(Collected data entries)

..........

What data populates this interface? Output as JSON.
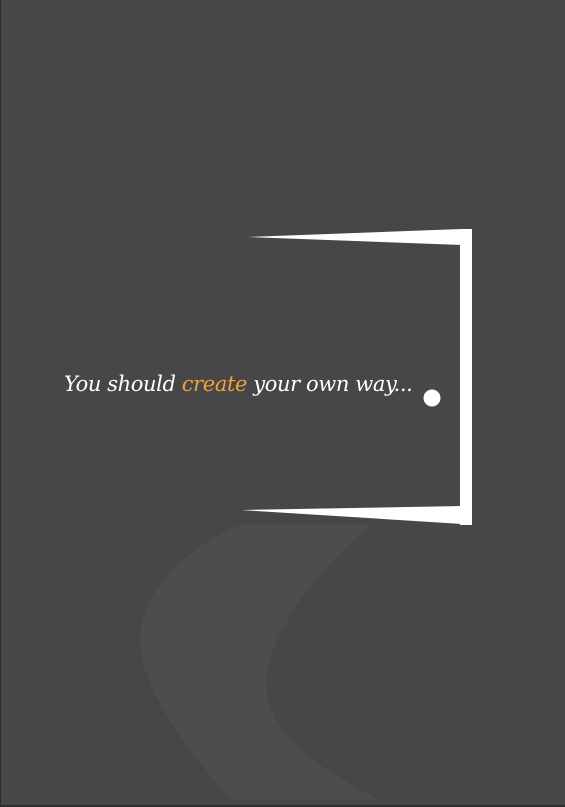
{
  "tagline": {
    "before": "You should ",
    "highlight": "create",
    "after": " your own way..."
  },
  "colors": {
    "background": "#474749",
    "path": "#4d4e50",
    "door": "#ffffff",
    "text": "#ffffff",
    "accent": "#f2a23a"
  },
  "icons": {
    "door": "open-door-icon",
    "path": "winding-path-illustration"
  }
}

..........

● What you will do:
Without the pictures, write out all of the material exactly.

● Output for this exercise:
What data populates this interface? Output as JSON.
{
  "tagline": {
    "before": "You should ",
    "highlight": "create",
    "after": " your own way..."
  },
  "colors": {
    "background": "#474749",
    "path": "#4d4e50",
    "door": "#ffffff",
    "text": "#ffffff",
    "accent": "#f2a23a"
  },
  "icons": {
    "door": "open-door-icon",
    "path": "winding-path-illustration"
  }
}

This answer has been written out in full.